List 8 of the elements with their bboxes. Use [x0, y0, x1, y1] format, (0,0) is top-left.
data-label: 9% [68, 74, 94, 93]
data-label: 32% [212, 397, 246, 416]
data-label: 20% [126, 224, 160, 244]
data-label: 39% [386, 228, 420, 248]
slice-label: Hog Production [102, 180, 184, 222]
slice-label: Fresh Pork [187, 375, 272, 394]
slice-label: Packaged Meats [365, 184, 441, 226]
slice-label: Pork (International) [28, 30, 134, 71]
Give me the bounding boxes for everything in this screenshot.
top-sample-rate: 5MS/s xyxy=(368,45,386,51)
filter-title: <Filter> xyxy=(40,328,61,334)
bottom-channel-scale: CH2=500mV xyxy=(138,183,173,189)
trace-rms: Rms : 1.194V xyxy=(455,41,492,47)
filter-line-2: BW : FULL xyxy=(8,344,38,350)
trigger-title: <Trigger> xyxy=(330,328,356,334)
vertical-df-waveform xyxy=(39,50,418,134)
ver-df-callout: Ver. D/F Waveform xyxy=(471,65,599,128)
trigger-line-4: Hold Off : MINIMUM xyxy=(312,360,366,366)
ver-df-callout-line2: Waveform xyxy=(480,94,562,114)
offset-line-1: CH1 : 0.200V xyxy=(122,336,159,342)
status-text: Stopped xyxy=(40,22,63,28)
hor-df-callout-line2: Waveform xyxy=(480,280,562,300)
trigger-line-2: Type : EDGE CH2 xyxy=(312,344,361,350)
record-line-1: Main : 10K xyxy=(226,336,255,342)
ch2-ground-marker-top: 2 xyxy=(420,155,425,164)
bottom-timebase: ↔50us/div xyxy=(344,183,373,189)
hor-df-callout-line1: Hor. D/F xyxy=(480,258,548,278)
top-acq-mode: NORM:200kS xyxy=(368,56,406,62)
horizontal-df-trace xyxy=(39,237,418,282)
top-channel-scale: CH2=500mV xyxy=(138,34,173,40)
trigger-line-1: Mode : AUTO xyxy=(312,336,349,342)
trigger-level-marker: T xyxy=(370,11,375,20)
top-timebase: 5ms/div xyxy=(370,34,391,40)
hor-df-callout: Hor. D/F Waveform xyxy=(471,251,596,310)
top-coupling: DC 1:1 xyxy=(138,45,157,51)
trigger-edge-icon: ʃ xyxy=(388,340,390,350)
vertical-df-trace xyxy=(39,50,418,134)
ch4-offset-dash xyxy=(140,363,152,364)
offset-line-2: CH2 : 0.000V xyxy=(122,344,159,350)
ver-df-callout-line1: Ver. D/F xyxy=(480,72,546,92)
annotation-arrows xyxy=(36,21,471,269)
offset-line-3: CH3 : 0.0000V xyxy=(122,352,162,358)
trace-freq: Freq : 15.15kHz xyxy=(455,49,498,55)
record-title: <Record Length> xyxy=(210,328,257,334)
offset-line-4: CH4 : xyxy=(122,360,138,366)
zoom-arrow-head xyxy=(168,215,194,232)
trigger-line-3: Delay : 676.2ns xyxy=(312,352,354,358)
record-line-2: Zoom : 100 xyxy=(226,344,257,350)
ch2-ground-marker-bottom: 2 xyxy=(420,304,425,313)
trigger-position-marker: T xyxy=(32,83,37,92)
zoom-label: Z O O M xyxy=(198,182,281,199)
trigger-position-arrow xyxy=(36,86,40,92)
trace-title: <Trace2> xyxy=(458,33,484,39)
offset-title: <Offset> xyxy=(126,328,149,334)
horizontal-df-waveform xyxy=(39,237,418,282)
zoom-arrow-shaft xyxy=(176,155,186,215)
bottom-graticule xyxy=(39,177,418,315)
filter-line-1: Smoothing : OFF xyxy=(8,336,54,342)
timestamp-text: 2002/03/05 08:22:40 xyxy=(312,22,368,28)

= = = = = = =

Can you echo the lines above, word for word, starting with the very first one and going on through the line that contains "trigger-line-4: Hold Off", including that line?

List 8 of the elements with their bboxes. Use [x0, y0, x1, y1] format, (0,0) is top-left.
data-label: 9% [68, 74, 94, 93]
data-label: 32% [212, 397, 246, 416]
data-label: 20% [126, 224, 160, 244]
data-label: 39% [386, 228, 420, 248]
slice-label: Hog Production [102, 180, 184, 222]
slice-label: Fresh Pork [187, 375, 272, 394]
slice-label: Packaged Meats [365, 184, 441, 226]
slice-label: Pork (International) [28, 30, 134, 71]
Give me the bounding boxes for everything in this screenshot.
top-sample-rate: 5MS/s xyxy=(368,45,386,51)
filter-title: <Filter> xyxy=(40,328,61,334)
bottom-channel-scale: CH2=500mV xyxy=(138,183,173,189)
trace-rms: Rms : 1.194V xyxy=(455,41,492,47)
filter-line-2: BW : FULL xyxy=(8,344,38,350)
trigger-title: <Trigger> xyxy=(330,328,356,334)
vertical-df-waveform xyxy=(39,50,418,134)
ver-df-callout: Ver. D/F Waveform xyxy=(471,65,599,128)
trigger-line-4: Hold Off : MINIMUM xyxy=(312,360,366,366)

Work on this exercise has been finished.